>> begin Quoted text

Keir Beck is an Australian stuntman and film director based on the Gold Coast. He works out of, and is founder of, the stunt training venue AP8.

Keir Beck is known for his work on Mad Max: Fury Road (2015), Casino Royale (2006) and San Andreas (2015).

Life and career
Keir grew up in Perth, Western Australia. He moved to the Gold Coast where he joined the film and television industry.

His experience with rope access as an arborist and rock climber gained him a reputation in the industry as a stunt rigger.

He spent eight months in the Namibian desert filming Mad Max: Fury Road, for which he won a Screen Actors Guild Award for Outstanding Performance by a Stunt Ensemble in a Motion Picture, two Taurus Awards for Best Stunt Rigging and Best Stunt Coordination and/or 2nd Unit Direction and an OFTA Film Award for Best Stunt Coordination.
Most recently Keir received the SAG award for Outstanding Performance by a Stunt Ensemble in a Motion Picture for Hacksaw Ridge. He recently worked on the Bollywood film Squad, while it was shooting in Minsk, Belarus.

>> end Quoted text

**Goals**:
1. Please copy the passage on Keir Beck word for word, starting at "Life and career" and ending at "a stunt rigger.".
2. According to the passage on Keir Beck, how long did he spend in the Namibian desert filming Mad Max: Fury Road?

>> begin Raw records

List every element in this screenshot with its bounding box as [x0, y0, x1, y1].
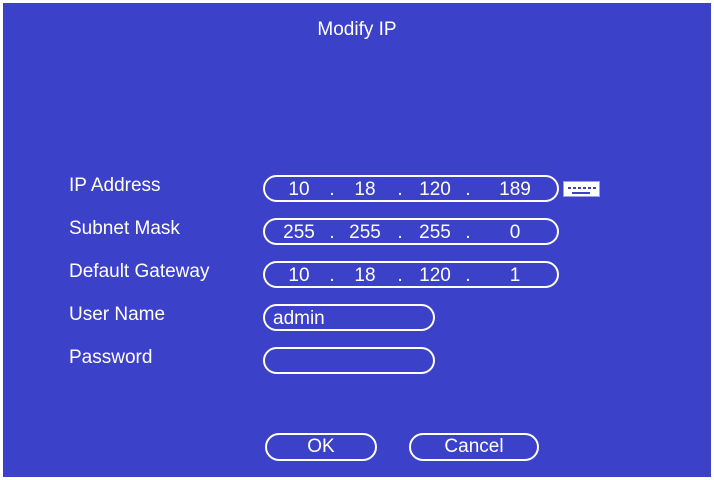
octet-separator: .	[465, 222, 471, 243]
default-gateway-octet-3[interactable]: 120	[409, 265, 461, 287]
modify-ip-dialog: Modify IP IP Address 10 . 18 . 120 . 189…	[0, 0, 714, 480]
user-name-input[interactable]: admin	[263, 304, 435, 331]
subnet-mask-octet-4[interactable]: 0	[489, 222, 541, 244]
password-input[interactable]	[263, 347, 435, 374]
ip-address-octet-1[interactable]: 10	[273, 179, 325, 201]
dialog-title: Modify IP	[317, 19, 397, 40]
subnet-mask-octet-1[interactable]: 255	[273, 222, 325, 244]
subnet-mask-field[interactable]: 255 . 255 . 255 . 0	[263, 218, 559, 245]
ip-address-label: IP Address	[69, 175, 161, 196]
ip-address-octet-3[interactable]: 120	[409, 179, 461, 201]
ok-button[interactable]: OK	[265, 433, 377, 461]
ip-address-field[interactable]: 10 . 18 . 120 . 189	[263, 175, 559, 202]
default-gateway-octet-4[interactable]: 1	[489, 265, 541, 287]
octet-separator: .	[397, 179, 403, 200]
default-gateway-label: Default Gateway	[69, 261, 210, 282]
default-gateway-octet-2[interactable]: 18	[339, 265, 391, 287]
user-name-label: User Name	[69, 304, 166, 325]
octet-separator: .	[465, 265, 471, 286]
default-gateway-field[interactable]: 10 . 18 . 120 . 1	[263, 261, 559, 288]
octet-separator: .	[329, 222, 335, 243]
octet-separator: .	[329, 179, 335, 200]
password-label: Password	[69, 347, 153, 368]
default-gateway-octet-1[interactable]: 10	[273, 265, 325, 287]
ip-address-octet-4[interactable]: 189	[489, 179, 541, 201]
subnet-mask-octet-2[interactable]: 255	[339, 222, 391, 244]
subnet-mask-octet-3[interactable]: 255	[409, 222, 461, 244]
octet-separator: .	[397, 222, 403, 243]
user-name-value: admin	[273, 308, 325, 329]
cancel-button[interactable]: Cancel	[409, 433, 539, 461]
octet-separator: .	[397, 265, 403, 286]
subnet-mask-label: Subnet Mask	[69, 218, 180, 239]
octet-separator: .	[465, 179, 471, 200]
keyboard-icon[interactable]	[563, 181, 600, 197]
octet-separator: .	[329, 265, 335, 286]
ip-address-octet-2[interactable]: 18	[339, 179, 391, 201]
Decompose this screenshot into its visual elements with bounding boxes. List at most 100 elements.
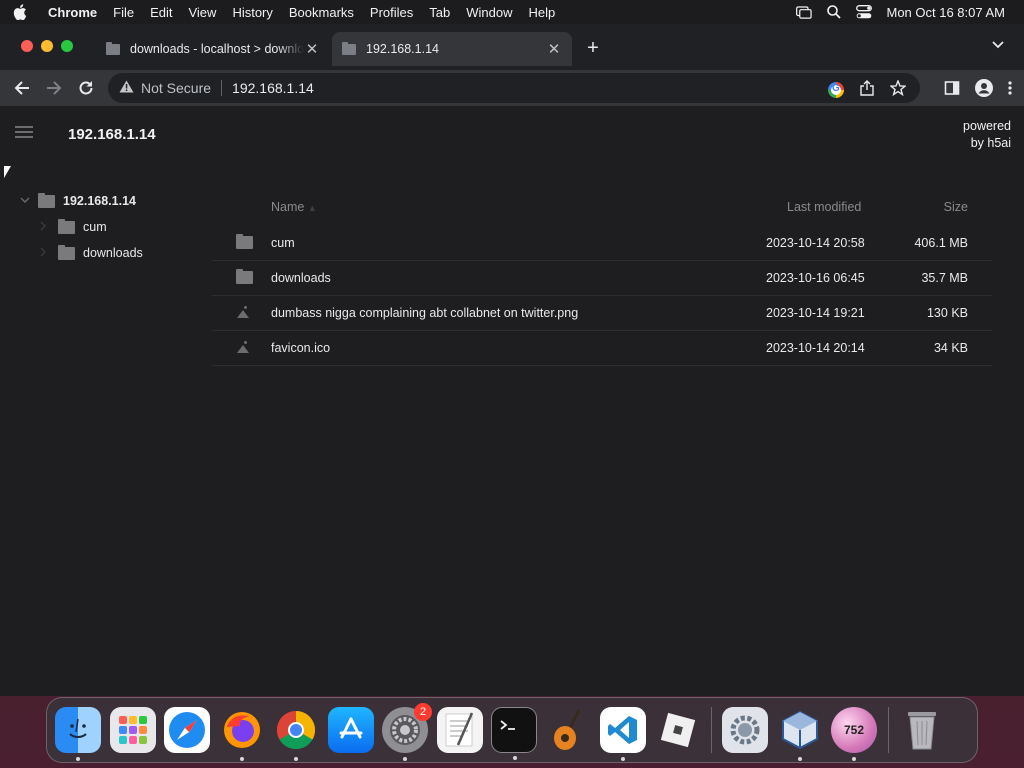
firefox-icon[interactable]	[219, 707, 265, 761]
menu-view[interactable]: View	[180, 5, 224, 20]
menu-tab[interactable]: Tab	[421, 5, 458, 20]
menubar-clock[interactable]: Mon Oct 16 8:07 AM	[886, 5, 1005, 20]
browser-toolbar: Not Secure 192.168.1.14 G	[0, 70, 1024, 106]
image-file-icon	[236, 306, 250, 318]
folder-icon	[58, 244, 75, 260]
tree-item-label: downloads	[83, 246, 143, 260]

>> end Raw records

**Solved tasks**:
1.
Life and career
Keir grew up in Perth, Western Australia. He moved to the Gold Coast where he joined the film and television industry.

His experience with rope access as an arborist and rock climber gained him a reputation in the industry as a stunt rigger.

2. Eight months.